# Aim
Search the listing below for "What". Copy each matching line.

# Given records

-.-.-

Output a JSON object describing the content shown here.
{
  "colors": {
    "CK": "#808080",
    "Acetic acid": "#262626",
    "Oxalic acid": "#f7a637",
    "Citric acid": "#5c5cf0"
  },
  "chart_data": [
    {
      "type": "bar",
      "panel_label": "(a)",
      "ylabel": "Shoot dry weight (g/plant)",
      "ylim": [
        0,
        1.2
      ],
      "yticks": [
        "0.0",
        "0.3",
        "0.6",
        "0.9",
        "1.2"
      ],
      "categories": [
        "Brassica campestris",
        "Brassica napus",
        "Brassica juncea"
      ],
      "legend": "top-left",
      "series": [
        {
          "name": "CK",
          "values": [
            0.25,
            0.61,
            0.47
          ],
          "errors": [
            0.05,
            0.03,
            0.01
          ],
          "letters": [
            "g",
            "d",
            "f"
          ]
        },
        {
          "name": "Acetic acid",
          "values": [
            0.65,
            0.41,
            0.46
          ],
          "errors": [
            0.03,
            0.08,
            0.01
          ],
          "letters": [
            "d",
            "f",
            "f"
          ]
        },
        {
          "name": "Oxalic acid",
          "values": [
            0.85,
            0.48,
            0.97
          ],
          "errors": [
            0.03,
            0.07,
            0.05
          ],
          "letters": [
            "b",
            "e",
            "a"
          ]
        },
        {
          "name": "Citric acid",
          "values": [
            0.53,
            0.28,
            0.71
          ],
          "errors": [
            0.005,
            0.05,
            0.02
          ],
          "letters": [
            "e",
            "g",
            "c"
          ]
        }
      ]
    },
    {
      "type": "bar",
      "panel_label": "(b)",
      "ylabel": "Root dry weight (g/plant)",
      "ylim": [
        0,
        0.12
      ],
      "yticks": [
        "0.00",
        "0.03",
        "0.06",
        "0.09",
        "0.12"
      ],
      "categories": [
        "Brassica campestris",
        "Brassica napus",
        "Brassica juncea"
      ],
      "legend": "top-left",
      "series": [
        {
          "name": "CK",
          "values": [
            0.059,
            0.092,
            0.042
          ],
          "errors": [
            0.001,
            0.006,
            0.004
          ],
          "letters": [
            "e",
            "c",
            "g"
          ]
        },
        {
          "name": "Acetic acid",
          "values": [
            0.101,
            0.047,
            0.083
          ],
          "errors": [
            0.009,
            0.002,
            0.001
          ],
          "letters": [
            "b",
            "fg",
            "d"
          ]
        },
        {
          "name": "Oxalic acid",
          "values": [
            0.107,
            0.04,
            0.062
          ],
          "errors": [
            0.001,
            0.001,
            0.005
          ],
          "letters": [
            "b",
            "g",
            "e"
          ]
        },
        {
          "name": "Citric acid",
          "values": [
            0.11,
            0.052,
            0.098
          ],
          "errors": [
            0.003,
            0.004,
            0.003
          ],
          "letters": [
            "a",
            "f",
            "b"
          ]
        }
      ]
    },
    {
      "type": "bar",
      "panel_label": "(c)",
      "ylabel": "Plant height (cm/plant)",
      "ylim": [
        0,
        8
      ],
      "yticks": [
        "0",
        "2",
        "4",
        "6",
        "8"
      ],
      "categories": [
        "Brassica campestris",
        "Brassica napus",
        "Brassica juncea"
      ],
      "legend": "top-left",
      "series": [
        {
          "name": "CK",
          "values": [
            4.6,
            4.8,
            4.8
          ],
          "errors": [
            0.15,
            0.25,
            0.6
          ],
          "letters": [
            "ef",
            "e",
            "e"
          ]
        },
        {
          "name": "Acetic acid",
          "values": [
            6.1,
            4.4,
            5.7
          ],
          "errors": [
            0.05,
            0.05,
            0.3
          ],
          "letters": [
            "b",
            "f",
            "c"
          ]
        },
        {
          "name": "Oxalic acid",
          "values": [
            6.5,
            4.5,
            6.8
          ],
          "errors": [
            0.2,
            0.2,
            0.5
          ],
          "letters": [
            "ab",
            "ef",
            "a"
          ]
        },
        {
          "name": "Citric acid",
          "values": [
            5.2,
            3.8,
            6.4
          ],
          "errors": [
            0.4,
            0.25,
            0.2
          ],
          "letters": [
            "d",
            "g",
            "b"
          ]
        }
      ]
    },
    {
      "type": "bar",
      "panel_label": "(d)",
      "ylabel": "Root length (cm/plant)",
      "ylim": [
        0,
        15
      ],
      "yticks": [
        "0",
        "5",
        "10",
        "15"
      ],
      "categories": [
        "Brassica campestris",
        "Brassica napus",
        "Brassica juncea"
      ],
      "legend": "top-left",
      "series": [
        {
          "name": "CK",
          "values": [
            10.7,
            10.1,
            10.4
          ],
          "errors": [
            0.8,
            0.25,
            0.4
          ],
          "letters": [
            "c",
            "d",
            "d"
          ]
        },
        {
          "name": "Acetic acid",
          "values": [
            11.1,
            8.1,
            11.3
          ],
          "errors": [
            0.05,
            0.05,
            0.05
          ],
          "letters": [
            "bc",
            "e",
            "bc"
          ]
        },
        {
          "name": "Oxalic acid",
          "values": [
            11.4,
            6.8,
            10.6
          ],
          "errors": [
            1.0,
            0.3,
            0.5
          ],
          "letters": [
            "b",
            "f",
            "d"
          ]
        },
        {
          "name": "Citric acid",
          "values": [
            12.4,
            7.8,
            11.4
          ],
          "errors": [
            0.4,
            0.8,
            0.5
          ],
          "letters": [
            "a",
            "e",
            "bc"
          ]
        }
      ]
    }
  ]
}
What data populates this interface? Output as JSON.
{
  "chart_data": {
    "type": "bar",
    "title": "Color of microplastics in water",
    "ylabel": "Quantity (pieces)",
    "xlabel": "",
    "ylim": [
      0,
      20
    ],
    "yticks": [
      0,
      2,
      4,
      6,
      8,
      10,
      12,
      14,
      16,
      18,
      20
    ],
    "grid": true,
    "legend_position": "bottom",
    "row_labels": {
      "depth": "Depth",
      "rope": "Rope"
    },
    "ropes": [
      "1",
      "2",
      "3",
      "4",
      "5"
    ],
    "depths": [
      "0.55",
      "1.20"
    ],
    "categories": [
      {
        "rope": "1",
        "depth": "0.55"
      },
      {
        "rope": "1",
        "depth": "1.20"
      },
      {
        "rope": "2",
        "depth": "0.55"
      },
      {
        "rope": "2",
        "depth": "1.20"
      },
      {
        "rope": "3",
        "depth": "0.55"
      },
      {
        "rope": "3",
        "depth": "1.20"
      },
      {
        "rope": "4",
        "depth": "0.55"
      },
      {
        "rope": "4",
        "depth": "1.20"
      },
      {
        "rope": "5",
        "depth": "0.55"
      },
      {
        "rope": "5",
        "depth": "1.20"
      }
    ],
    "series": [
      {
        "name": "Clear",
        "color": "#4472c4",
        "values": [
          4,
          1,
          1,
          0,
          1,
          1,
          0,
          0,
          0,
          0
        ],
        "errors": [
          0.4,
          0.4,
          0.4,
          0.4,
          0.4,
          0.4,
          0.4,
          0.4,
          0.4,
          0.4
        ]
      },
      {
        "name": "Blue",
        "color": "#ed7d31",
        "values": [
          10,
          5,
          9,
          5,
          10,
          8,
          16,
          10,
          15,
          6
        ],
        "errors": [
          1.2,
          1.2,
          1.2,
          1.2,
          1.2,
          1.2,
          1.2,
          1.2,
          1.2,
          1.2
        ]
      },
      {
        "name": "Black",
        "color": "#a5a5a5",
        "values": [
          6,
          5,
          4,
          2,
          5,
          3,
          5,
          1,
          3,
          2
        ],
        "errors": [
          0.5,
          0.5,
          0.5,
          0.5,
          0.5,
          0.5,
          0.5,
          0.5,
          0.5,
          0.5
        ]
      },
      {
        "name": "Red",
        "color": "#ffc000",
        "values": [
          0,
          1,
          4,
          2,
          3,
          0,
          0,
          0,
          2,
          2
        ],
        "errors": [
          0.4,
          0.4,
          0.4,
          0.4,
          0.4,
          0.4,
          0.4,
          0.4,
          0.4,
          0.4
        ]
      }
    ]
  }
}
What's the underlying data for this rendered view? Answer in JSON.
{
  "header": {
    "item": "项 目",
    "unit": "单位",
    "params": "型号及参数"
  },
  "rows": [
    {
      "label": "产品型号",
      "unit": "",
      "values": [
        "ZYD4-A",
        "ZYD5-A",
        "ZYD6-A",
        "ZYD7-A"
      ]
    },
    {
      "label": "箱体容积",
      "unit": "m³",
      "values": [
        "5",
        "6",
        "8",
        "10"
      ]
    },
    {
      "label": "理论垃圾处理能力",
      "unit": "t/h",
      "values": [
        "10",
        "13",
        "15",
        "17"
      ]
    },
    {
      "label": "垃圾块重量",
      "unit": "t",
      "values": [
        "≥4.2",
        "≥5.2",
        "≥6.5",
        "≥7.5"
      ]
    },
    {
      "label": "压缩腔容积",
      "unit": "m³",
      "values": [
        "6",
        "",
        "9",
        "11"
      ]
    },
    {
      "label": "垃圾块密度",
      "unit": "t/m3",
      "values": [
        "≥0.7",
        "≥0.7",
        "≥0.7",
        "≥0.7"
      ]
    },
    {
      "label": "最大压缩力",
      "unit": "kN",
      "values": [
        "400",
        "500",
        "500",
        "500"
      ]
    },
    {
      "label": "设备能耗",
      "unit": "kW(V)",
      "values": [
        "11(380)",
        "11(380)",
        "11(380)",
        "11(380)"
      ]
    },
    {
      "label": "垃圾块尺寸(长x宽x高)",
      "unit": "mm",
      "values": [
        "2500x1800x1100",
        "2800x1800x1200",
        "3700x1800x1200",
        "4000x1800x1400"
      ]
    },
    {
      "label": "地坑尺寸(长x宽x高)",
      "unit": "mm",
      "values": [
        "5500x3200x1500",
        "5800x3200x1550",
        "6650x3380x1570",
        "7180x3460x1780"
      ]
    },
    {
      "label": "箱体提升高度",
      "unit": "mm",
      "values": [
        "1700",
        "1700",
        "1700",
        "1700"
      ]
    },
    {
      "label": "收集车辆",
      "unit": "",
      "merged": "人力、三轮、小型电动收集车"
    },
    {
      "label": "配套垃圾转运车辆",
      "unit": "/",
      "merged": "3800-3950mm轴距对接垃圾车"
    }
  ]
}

-.-.-

# Reply to the exercise
What data populates this interface? Output as JSON.
What's the underlying data for this rendered view? Answer in JSON.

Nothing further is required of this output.